* **THE REQUEST**: Every entry must be given again exactly.

::: MATERIALS PROVIDED

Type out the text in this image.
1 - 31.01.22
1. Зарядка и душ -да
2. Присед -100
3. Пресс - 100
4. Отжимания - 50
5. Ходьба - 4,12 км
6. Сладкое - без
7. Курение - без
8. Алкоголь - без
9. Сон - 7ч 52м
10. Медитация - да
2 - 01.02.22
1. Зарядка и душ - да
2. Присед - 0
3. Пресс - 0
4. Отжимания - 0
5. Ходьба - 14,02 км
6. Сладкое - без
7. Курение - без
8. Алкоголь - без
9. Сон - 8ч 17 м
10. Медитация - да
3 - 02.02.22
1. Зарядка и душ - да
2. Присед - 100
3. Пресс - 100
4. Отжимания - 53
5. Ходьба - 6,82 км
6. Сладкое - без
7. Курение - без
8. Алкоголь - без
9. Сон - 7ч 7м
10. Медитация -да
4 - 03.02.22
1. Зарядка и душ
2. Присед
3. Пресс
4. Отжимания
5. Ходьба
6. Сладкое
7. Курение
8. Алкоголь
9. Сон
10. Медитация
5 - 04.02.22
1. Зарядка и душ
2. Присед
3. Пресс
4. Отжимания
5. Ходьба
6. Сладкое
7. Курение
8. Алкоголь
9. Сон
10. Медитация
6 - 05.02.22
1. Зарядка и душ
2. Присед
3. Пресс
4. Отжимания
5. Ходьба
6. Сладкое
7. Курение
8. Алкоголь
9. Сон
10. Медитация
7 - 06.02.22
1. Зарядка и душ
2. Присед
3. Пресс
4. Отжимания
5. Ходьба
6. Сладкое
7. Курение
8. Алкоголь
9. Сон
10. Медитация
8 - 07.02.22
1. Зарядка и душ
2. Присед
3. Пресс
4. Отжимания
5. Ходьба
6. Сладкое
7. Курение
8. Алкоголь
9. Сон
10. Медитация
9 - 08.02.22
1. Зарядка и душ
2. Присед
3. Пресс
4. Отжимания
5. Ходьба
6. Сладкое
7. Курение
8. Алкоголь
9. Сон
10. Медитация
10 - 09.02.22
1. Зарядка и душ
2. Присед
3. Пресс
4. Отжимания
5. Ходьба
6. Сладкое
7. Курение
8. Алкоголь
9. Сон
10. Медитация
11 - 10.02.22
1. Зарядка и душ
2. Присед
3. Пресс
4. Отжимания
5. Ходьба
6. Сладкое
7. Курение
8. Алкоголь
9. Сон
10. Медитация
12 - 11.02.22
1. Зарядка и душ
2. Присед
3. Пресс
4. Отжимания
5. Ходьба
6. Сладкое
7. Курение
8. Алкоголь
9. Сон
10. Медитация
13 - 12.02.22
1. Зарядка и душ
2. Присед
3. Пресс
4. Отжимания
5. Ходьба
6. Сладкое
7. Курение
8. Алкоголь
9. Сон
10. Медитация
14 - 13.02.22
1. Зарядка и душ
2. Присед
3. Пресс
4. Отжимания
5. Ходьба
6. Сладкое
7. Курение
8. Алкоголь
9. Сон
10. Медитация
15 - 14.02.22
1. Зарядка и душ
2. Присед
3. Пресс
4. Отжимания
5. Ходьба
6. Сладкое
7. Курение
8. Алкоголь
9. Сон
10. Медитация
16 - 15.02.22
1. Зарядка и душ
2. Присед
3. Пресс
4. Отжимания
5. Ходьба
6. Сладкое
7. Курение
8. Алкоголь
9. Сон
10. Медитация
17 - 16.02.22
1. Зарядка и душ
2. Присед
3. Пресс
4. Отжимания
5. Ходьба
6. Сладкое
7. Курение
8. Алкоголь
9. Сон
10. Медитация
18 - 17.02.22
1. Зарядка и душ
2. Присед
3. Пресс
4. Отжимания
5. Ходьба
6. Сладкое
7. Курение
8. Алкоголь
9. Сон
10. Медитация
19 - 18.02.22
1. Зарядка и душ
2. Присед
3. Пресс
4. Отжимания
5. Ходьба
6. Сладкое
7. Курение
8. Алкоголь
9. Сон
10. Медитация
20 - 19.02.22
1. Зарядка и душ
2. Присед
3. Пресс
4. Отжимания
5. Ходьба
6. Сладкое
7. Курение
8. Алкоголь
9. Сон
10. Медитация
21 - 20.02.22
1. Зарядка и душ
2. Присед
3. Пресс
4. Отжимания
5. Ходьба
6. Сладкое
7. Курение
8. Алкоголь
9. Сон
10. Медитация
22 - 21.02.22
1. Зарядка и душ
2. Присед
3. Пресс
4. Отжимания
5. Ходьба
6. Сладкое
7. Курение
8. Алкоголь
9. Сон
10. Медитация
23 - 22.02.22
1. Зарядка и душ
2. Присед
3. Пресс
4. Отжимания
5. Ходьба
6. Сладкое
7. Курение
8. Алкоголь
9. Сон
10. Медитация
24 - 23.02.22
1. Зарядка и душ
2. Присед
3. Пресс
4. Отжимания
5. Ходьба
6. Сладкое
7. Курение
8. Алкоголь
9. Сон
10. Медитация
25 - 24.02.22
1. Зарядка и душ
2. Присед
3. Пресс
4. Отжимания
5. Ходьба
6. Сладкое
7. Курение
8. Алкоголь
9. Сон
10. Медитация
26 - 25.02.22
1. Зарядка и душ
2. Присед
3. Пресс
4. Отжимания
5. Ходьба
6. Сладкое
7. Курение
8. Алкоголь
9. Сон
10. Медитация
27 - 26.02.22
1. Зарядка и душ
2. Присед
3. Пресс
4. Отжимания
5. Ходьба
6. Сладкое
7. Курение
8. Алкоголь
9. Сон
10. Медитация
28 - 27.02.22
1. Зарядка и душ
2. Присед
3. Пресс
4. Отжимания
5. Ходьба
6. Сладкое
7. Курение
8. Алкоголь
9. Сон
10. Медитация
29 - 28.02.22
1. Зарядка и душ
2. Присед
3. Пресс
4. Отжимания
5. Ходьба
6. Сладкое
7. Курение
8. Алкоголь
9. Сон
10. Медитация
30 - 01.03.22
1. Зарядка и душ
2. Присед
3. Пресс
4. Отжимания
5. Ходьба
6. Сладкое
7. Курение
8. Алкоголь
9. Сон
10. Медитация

::::::

* **FINAL RESULT**:
Type out the text in this image.
1 - 31.01.22
1. Зарядка и душ -да
2. Присед -100
3. Пресс - 100
4. Отжимания - 50
5. Ходьба - 4,12 км
6. Сладкое - без
7. Курение - без
8. Алкоголь - без
9. Сон - 7ч 52м
10. Медитация - да
2 - 01.02.22
1. Зарядка и душ - да
2. Присед - 0
3. Пресс - 0
4. Отжимания - 0
5. Ходьба - 14,02 км
6. Сладкое - без
7. Курение - без
8. Алкоголь - без
9. Сон - 8ч 17 м
10. Медитация - да
3 - 02.02.22
1. Зарядка и душ - да
2. Присед - 100
3. Пресс - 100
4. Отжимания - 53
5. Ходьба - 6,82 км
6. Сладкое - без
7. Курение - без
8. Алкоголь - без
9. Сон - 7ч 7м
10. Медитация -да
4 - 03.02.22
1. Зарядка и душ
2. Присед
3. Пресс
4. Отжимания
5. Ходьба
6. Сладкое
7. Курение
8. Алкоголь
9. Сон
10. Медитация
5 - 04.02.22
1. Зарядка и душ
2. Присед
3. Пресс
4. Отжимания
5. Ходьба
6. Сладкое
7. Курение
8. Алкоголь
9. Сон
10. Медитация
6 - 05.02.22
1. Зарядка и душ
2. Присед
3. Пресс
4. Отжимания
5. Ходьба
6. Сладкое
7. Курение
8. Алкоголь
9. Сон
10. Медитация
7 - 06.02.22
1. Зарядка и душ
2. Присед
3. Пресс
4. Отжимания
5. Ходьба
6. Сладкое
7. Курение
8. Алкоголь
9. Сон
10. Медитация
8 - 07.02.22
1. Зарядка и душ
2. Присед
3. Пресс
4. Отжимания
5. Ходьба
6. Сладкое
7. Курение
8. Алкоголь
9. Сон
10. Медитация
9 - 08.02.22
1. Зарядка и душ
2. Присед
3. Пресс
4. Отжимания
5. Ходьба
6. Сладкое
7. Курение
8. Алкоголь
9. Сон
10. Медитация
10 - 09.02.22
1. Зарядка и душ
2. Присед
3. Пресс
4. Отжимания
5. Ходьба
6. Сладкое
7. Курение
8. Алкоголь
9. Сон
10. Медитация
11 - 10.02.22
1. Зарядка и душ
2. Присед
3. Пресс
4. Отжимания
5. Ходьба
6. Сладкое
7. Курение
8. Алкоголь
9. Сон
10. Медитация
12 - 11.02.22
1. Зарядка и душ
2. Присед
3. Пресс
4. Отжимания
5. Ходьба
6. Сладкое
7. Курение
8. Алкоголь
9. Сон
10. Медитация
13 - 12.02.22
1. Зарядка и душ
2. Присед
3. Пресс
4. Отжимания
5. Ходьба
6. Сладкое
7. Курение
8. Алкоголь
9. Сон
10. Медитация
14 - 13.02.22
1. Зарядка и душ
2. Присед
3. Пресс
4. Отжимания
5. Ходьба
6. Сладкое
7. Курение
8. Алкоголь
9. Сон
10. Медитация
15 - 14.02.22
1. Зарядка и душ
2. Присед
3. Пресс
4. Отжимания
5. Ходьба
6. Сладкое
7. Курение
8. Алкоголь
9. Сон
10. Медитация
16 - 15.02.22
1. Зарядка и душ
2. Присед
3. Пресс
4. Отжимания
5. Ходьба
6. Сладкое
7. Курение
8. Алкоголь
9. Сон
10. Медитация
17 - 16.02.22
1. Зарядка и душ
2. Присед
3. Пресс
4. Отжимания
5. Ходьба
6. Сладкое
7. Курение
8. Алкоголь
9. Сон
10. Медитация
18 - 17.02.22
1. Зарядка и душ
2. Присед
3. Пресс
4. Отжимания
5. Ходьба
6. Сладкое
7. Курение
8. Алкоголь
9. Сон
10. Медитация
19 - 18.02.22
1. Зарядка и душ
2. Присед
3. Пресс
4. Отжимания
5. Ходьба
6. Сладкое
7. Курение
8. Алкоголь
9. Сон
10. Медитация
20 - 19.02.22
1. Зарядка и душ
2. Присед
3. Пресс
4. Отжимания
5. Ходьба
6. Сладкое
7. Курение
8. Алкоголь
9. Сон
10. Медитация
21 - 20.02.22
1. Зарядка и душ
2. Присед
3. Пресс
4. Отжимания
5. Ходьба
6. Сладкое
7. Курение
8. Алкоголь
9. Сон
10. Медитация
22 - 21.02.22
1. Зарядка и душ
2. Присед
3. Пресс
4. Отжимания
5. Ходьба
6. Сладкое
7. Курение
8. Алкоголь
9. Сон
10. Медитация
23 - 22.02.22
1. Зарядка и душ
2. Присед
3. Пресс
4. Отжимания
5. Ходьба
6. Сладкое
7. Курение
8. Алкоголь
9. Сон
10. Медитация
24 - 23.02.22
1. Зарядка и душ
2. Присед
3. Пресс
4. Отжимания
5. Ходьба
6. Сладкое
7. Курение
8. Алкоголь
9. Сон
10. Медитация
25 - 24.02.22
1. Зарядка и душ
2. Присед
3. Пресс
4. Отжимания
5. Ходьба
6. Сладкое
7. Курение
8. Алкоголь
9. Сон
10. Медитация
26 - 25.02.22
1. Зарядка и душ
2. Присед
3. Пресс
4. Отжимания
5. Ходьба
6. Сладкое
7. Курение
8. Алкоголь
9. Сон
10. Медитация
27 - 26.02.22
1. Зарядка и душ
2. Присед
3. Пресс
4. Отжимания
5. Ходьба
6. Сладкое
7. Курение
8. Алкоголь
9. Сон
10. Медитация
28 - 27.02.22
1. Зарядка и душ
2. Присед
3. Пресс
4. Отжимания
5. Ходьба
6. Сладкое
7. Курение
8. Алкоголь
9. Сон
10. Медитация
29 - 28.02.22
1. Зарядка и душ
2. Присед
3. Пресс
4. Отжимания
5. Ходьба
6. Сладкое
7. Курение
8. Алкоголь
9. Сон
10. Медитация
30 - 01.03.22
1. Зарядка и душ
2. Присед
3. Пресс
4. Отжимания
5. Ходьба
6. Сладкое
7. Курение
8. Алкоголь
9. Сон
10. Медитация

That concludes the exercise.